**GIVEN EXERCISE:** How many of the lines that follow contain the word "mang"? Give only the number.

(Dataset rows about figures)
########

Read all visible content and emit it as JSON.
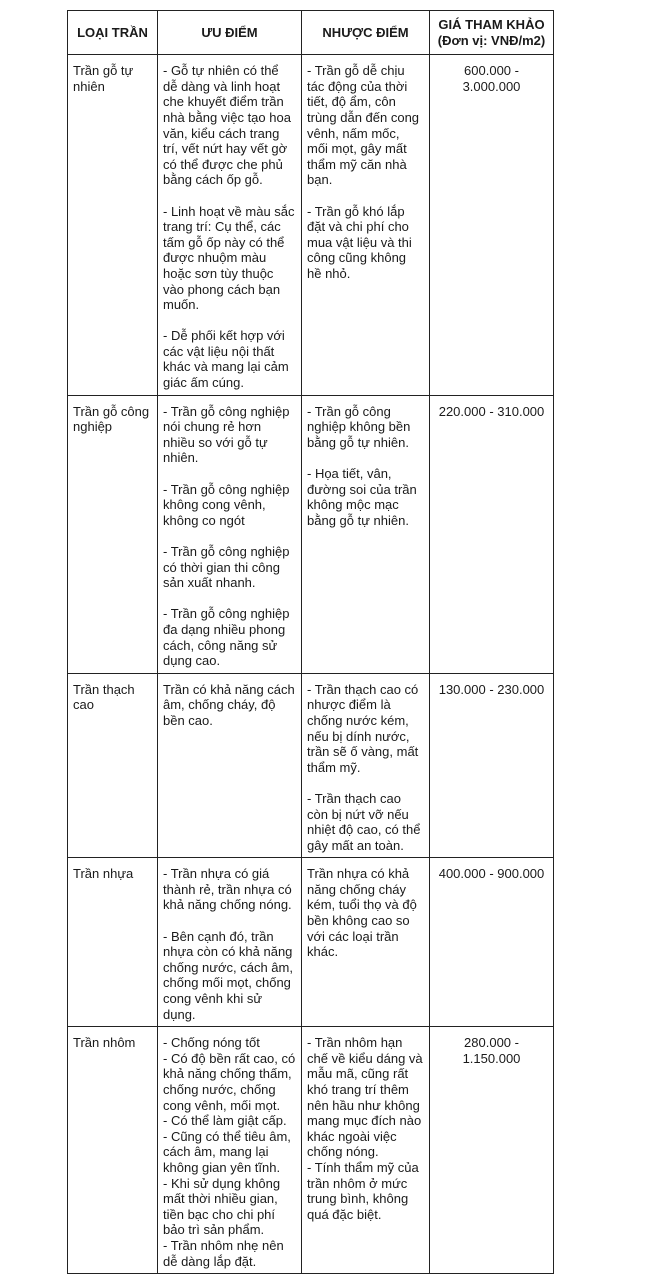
{
  "table": {
    "headers": [
      "LOẠI TRẦN",
      "ƯU ĐIỂM",
      "NHƯỢC ĐIỂM",
      "GIÁ THAM KHẢO",
      "(Đơn vị: VNĐ/m2)"
    ],
    "rows": [
      {
        "type": "Trần gỗ tự nhiên",
        "pros": [
          "- Gỗ tự nhiên có thể dễ dàng và linh hoạt che khuyết điểm trần nhà bằng việc tạo hoa văn, kiểu cách trang trí, vết nứt hay vết gờ có thể được che phủ bằng cách ốp gỗ.",
          "- Linh hoạt về màu sắc trang trí: Cụ thể, các tấm gỗ ốp này có thể được nhuộm màu hoặc sơn tùy thuộc vào phong cách bạn muốn.",
          "- Dễ phối kết hợp với các vật liệu nội thất khác và mang lại cảm giác ấm cúng."
        ],
        "cons": [
          "- Trần gỗ dễ chịu tác động của thời tiết, độ ẩm, côn trùng dẫn đến cong vênh, nấm mốc, mối mọt, gây mất thẩm mỹ căn nhà bạn.",
          "- Trần gỗ khó lắp đặt và chi phí cho mua vật liệu và thi công cũng không hề nhỏ."
        ],
        "price": "600.000 - 3.000.000"
      },
      {
        "type": "Trần gỗ công nghiệp",
        "pros": [
          "- Trần gỗ công nghiệp nói chung rẻ hơn nhiều so với gỗ tự nhiên.",
          "-  Trần gỗ công nghiệp không cong vênh, không co ngót",
          "- Trần gỗ công nghiệp có thời gian thi công sản xuất nhanh.",
          "- Trần gỗ công nghiệp đa dạng nhiều phong cách, công năng sử dụng cao."
        ],
        "cons": [
          "- Trần gỗ công nghiệp không bền bằng gỗ tự nhiên.",
          "- Họa tiết, vân, đường soi của trần không mộc mạc bằng gỗ tự nhiên."
        ],
        "price": "220.000 - 310.000"
      },
      {
        "type": "Trần thạch cao",
        "pros": [
          "Trần có khả năng cách âm, chống cháy, độ bền cao."
        ],
        "cons": [
          "- Trần thạch cao có nhược điểm là chống nước kém, nếu bị dính nước, trần sẽ ố vàng, mất thẩm mỹ.",
          "- Trần thạch cao còn bị nứt vỡ nếu nhiệt độ cao, có thể gây mất an toàn."
        ],
        "price": "130.000 -  230.000"
      },
      {
        "type": "Trần nhựa",
        "pros": [
          "- Trần nhựa có giá thành rẻ, trần nhựa có khả năng chống nóng.",
          "- Bên cạnh đó, trần nhựa còn có khả năng chống nước, cách âm, chống mối mọt, chống cong vênh khi sử dụng."
        ],
        "cons": [
          "Trần nhựa có khả năng chống cháy kém, tuổi thọ và độ bền không cao so với các loại trần khác."
        ],
        "price": "400.000 - 900.000"
      },
      {
        "type": "Trần nhôm",
        "tight": true,
        "pros": [
          "- Chống nóng tốt",
          "- Có độ bền rất cao, có khả năng chống thấm, chống nước, chống cong vênh, mối mọt.",
          "- Có thể làm giật cấp.",
          "- Cũng có thể tiêu âm, cách âm, mang lại không gian yên tĩnh.",
          "- Khi sử dụng không mất thời nhiều gian, tiền bạc cho chi phí bảo trì sản phẩm.",
          "- Trần nhôm nhẹ nên dễ dàng lắp đặt."
        ],
        "cons": [
          "- Trần nhôm hạn chế về kiểu dáng và mẫu mã, cũng rất khó trang trí thêm nên hầu như không mang mục đích nào khác ngoài việc chống nóng.",
          "- Tính thẩm mỹ của trần nhôm ở mức trung bình, không quá đặc biệt."
        ],
        "price": "280.000 - 1.150.000"
      }
    ]
  }
}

########

**TASK RESULT:** 3